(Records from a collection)
++++++++
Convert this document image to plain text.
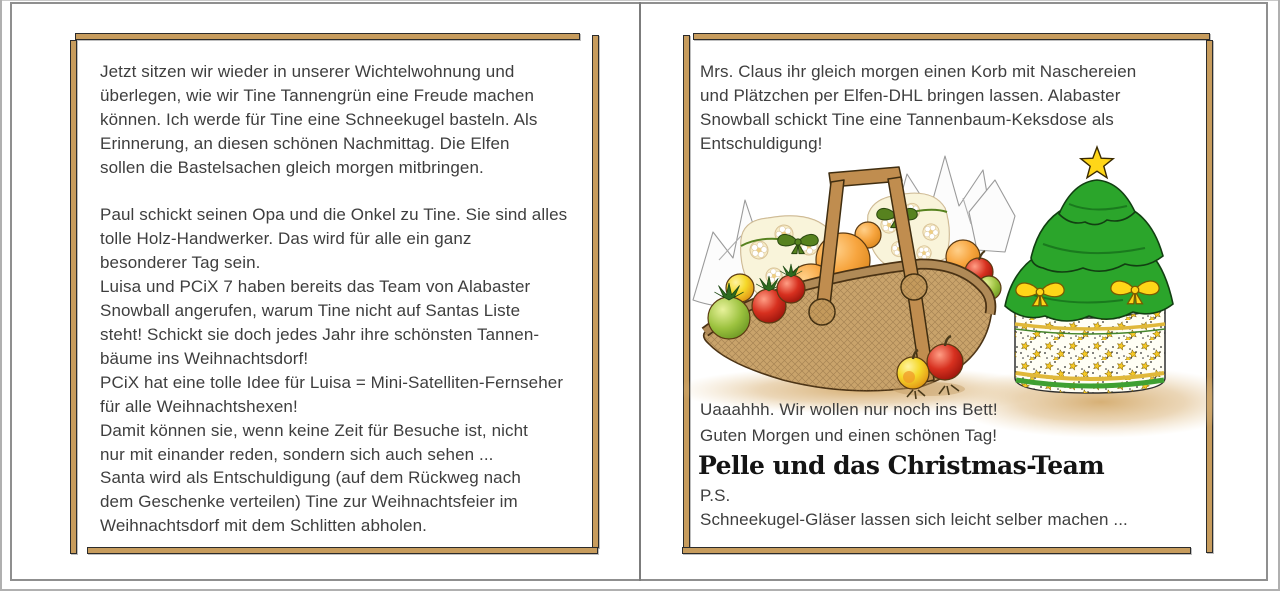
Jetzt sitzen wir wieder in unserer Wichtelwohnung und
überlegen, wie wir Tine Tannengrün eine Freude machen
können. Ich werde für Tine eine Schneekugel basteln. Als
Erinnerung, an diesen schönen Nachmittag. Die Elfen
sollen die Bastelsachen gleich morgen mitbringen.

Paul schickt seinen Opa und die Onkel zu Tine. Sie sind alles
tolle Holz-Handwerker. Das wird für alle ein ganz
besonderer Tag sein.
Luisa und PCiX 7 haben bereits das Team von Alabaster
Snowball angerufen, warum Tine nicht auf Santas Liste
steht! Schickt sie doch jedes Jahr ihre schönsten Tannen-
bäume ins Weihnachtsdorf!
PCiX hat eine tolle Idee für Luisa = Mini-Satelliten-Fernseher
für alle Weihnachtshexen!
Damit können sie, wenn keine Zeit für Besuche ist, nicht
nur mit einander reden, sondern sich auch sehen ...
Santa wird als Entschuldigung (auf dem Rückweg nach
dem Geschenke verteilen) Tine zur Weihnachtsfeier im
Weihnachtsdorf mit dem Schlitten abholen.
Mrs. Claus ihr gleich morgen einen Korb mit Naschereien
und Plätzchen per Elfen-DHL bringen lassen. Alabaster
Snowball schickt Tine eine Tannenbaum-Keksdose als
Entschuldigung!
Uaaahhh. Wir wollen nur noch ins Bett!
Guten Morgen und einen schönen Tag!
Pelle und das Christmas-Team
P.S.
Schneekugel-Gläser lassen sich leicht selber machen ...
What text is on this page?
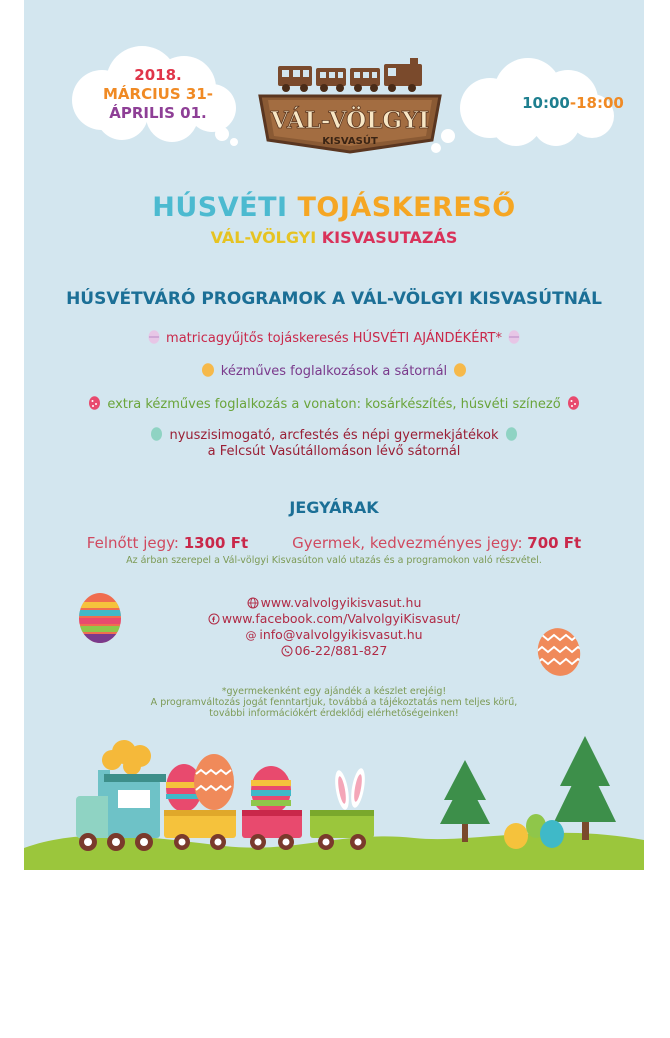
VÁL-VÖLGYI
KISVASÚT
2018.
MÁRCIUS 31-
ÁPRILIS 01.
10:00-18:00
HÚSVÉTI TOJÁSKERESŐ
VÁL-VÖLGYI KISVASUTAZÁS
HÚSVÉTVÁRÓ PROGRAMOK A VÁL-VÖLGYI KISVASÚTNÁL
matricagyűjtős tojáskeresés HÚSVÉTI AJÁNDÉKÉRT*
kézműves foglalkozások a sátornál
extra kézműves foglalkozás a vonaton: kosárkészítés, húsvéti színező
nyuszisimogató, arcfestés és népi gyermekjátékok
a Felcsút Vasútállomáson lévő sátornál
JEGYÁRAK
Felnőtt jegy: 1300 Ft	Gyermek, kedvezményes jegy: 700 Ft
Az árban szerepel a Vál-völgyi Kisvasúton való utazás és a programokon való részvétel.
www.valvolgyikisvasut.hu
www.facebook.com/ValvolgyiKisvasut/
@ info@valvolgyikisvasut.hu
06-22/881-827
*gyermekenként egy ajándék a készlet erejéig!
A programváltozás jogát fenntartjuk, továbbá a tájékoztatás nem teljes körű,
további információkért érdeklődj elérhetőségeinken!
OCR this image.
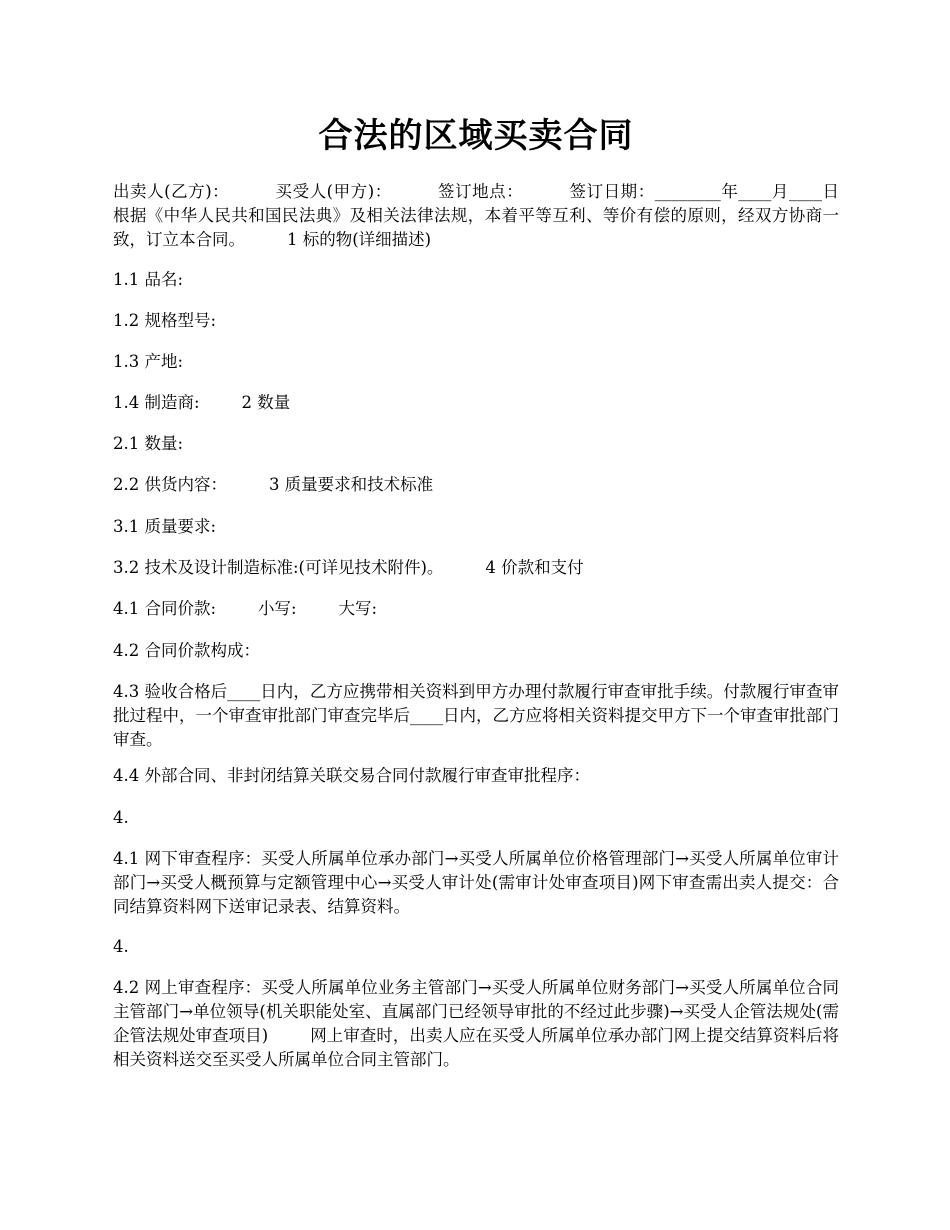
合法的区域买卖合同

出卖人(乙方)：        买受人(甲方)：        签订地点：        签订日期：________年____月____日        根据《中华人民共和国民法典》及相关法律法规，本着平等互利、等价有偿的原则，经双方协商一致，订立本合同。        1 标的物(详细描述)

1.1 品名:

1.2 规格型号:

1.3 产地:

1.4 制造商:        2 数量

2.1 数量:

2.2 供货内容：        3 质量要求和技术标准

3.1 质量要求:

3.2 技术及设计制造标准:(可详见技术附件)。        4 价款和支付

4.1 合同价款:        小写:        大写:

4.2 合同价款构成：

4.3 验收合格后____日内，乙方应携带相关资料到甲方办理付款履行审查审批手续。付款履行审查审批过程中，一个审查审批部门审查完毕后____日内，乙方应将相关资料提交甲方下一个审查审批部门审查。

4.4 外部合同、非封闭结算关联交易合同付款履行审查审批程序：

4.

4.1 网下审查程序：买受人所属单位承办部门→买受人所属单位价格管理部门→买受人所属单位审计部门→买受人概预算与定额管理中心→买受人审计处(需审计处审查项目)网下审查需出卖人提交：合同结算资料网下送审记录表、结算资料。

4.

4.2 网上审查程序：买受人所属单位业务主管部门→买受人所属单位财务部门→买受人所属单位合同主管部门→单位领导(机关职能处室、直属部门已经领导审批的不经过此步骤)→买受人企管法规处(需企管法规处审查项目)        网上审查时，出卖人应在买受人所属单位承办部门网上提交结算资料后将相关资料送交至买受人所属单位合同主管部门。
++++++++
▶ **Directions**
Reproduce each record above by retyping it exactly; omit all images.

▶ **Task solution**
Convert this document image to plain text.
Jetzt sitzen wir wieder in unserer Wichtelwohnung und
überlegen, wie wir Tine Tannengrün eine Freude machen
können. Ich werde für Tine eine Schneekugel basteln. Als
Erinnerung, an diesen schönen Nachmittag. Die Elfen
sollen die Bastelsachen gleich morgen mitbringen.

Paul schickt seinen Opa und die Onkel zu Tine. Sie sind alles
tolle Holz-Handwerker. Das wird für alle ein ganz
besonderer Tag sein.
Luisa und PCiX 7 haben bereits das Team von Alabaster
Snowball angerufen, warum Tine nicht auf Santas Liste
steht! Schickt sie doch jedes Jahr ihre schönsten Tannen-
bäume ins Weihnachtsdorf!
PCiX hat eine tolle Idee für Luisa = Mini-Satelliten-Fernseher
für alle Weihnachtshexen!
Damit können sie, wenn keine Zeit für Besuche ist, nicht
nur mit einander reden, sondern sich auch sehen ...
Santa wird als Entschuldigung (auf dem Rückweg nach
dem Geschenke verteilen) Tine zur Weihnachtsfeier im
Weihnachtsdorf mit dem Schlitten abholen.
Mrs. Claus ihr gleich morgen einen Korb mit Naschereien
und Plätzchen per Elfen-DHL bringen lassen. Alabaster
Snowball schickt Tine eine Tannenbaum-Keksdose als
Entschuldigung!
Uaaahhh. Wir wollen nur noch ins Bett!
Guten Morgen und einen schönen Tag!
Pelle und das Christmas-Team
P.S.
Schneekugel-Gläser lassen sich leicht selber machen ...
What text is on this page?
VÁL-VÖLGYI
KISVASÚT
2018.
MÁRCIUS 31-
ÁPRILIS 01.
10:00-18:00
HÚSVÉTI TOJÁSKERESŐ
VÁL-VÖLGYI KISVASUTAZÁS
HÚSVÉTVÁRÓ PROGRAMOK A VÁL-VÖLGYI KISVASÚTNÁL
matricagyűjtős tojáskeresés HÚSVÉTI AJÁNDÉKÉRT*
kézműves foglalkozások a sátornál
extra kézműves foglalkozás a vonaton: kosárkészítés, húsvéti színező
nyuszisimogató, arcfestés és népi gyermekjátékok
a Felcsút Vasútállomáson lévő sátornál
JEGYÁRAK
Felnőtt jegy: 1300 Ft	Gyermek, kedvezményes jegy: 700 Ft
Az árban szerepel a Vál-völgyi Kisvasúton való utazás és a programokon való részvétel.
www.valvolgyikisvasut.hu
www.facebook.com/ValvolgyiKisvasut/
@ info@valvolgyikisvasut.hu
06-22/881-827
*gyermekenként egy ajándék a készlet erejéig!
A programváltozás jogát fenntartjuk, továbbá a tájékoztatás nem teljes körű,
további információkért érdeklődj elérhetőségeinken!
OCR this image.
合法的区域买卖合同

出卖人(乙方)：        买受人(甲方)：        签订地点：        签订日期：________年____月____日        根据《中华人民共和国民法典》及相关法律法规，本着平等互利、等价有偿的原则，经双方协商一致，订立本合同。        1 标的物(详细描述)

1.1 品名:

1.2 规格型号:

1.3 产地:

1.4 制造商:        2 数量

2.1 数量:

2.2 供货内容：        3 质量要求和技术标准

3.1 质量要求:

3.2 技术及设计制造标准:(可详见技术附件)。        4 价款和支付

4.1 合同价款:        小写:        大写:

4.2 合同价款构成：

4.3 验收合格后____日内，乙方应携带相关资料到甲方办理付款履行审查审批手续。付款履行审查审批过程中，一个审查审批部门审查完毕后____日内，乙方应将相关资料提交甲方下一个审查审批部门审查。

4.4 外部合同、非封闭结算关联交易合同付款履行审查审批程序：

4.

4.1 网下审查程序：买受人所属单位承办部门→买受人所属单位价格管理部门→买受人所属单位审计部门→买受人概预算与定额管理中心→买受人审计处(需审计处审查项目)网下审查需出卖人提交：合同结算资料网下送审记录表、结算资料。

4.

4.2 网上审查程序：买受人所属单位业务主管部门→买受人所属单位财务部门→买受人所属单位合同主管部门→单位领导(机关职能处室、直属部门已经领导审批的不经过此步骤)→买受人企管法规处(需企管法规处审查项目)        网上审查时，出卖人应在买受人所属单位承办部门网上提交结算资料后将相关资料送交至买受人所属单位合同主管部门。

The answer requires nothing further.